Below is a set of records; restate each one word for word.

SOURCE MATERIAL
------------------------------------

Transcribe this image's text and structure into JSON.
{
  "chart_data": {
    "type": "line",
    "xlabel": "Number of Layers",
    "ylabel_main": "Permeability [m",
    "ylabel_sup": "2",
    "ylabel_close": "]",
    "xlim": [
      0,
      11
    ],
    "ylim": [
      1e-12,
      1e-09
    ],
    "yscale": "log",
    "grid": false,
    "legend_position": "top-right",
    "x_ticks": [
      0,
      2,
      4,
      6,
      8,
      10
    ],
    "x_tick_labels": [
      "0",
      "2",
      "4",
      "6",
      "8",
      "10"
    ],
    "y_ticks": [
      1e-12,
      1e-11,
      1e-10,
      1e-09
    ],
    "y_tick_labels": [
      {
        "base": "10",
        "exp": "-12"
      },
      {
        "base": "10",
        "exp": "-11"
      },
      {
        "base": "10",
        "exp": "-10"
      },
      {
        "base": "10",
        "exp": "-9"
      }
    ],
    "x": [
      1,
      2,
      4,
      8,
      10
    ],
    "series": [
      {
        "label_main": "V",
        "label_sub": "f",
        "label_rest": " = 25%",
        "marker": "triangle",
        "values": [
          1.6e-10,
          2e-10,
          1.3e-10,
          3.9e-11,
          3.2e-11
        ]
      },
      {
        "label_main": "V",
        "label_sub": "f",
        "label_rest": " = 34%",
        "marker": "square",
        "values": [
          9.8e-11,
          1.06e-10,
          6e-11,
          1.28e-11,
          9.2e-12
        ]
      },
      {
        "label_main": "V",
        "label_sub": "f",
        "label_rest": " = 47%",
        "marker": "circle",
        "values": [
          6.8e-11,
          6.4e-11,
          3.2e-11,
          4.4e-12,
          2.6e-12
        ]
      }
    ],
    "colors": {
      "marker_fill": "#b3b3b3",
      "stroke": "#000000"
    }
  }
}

------------------------------------

RESULT OF THIS TASK
Transcribe this image's text and structure into JSON.
{
  "chart_data": {
    "type": "line",
    "xlabel": "Number of Layers",
    "ylabel_main": "Permeability [m",
    "ylabel_sup": "2",
    "ylabel_close": "]",
    "xlim": [
      0,
      11
    ],
    "ylim": [
      1e-12,
      1e-09
    ],
    "yscale": "log",
    "grid": false,
    "legend_position": "top-right",
    "x_ticks": [
      0,
      2,
      4,
      6,
      8,
      10
    ],
    "x_tick_labels": [
      "0",
      "2",
      "4",
      "6",
      "8",
      "10"
    ],
    "y_ticks": [
      1e-12,
      1e-11,
      1e-10,
      1e-09
    ],
    "y_tick_labels": [
      {
        "base": "10",
        "exp": "-12"
      },
      {
        "base": "10",
        "exp": "-11"
      },
      {
        "base": "10",
        "exp": "-10"
      },
      {
        "base": "10",
        "exp": "-9"
      }
    ],
    "x": [
      1,
      2,
      4,
      8,
      10
    ],
    "series": [
      {
        "label_main": "V",
        "label_sub": "f",
        "label_rest": " = 25%",
        "marker": "triangle",
        "values": [
          1.6e-10,
          2e-10,
          1.3e-10,
          3.9e-11,
          3.2e-11
        ]
      },
      {
        "label_main": "V",
        "label_sub": "f",
        "label_rest": " = 34%",
        "marker": "square",
        "values": [
          9.8e-11,
          1.06e-10,
          6e-11,
          1.28e-11,
          9.2e-12
        ]
      },
      {
        "label_main": "V",
        "label_sub": "f",
        "label_rest": " = 47%",
        "marker": "circle",
        "values": [
          6.8e-11,
          6.4e-11,
          3.2e-11,
          4.4e-12,
          2.6e-12
        ]
      }
    ],
    "colors": {
      "marker_fill": "#b3b3b3",
      "stroke": "#000000"
    }
  }
}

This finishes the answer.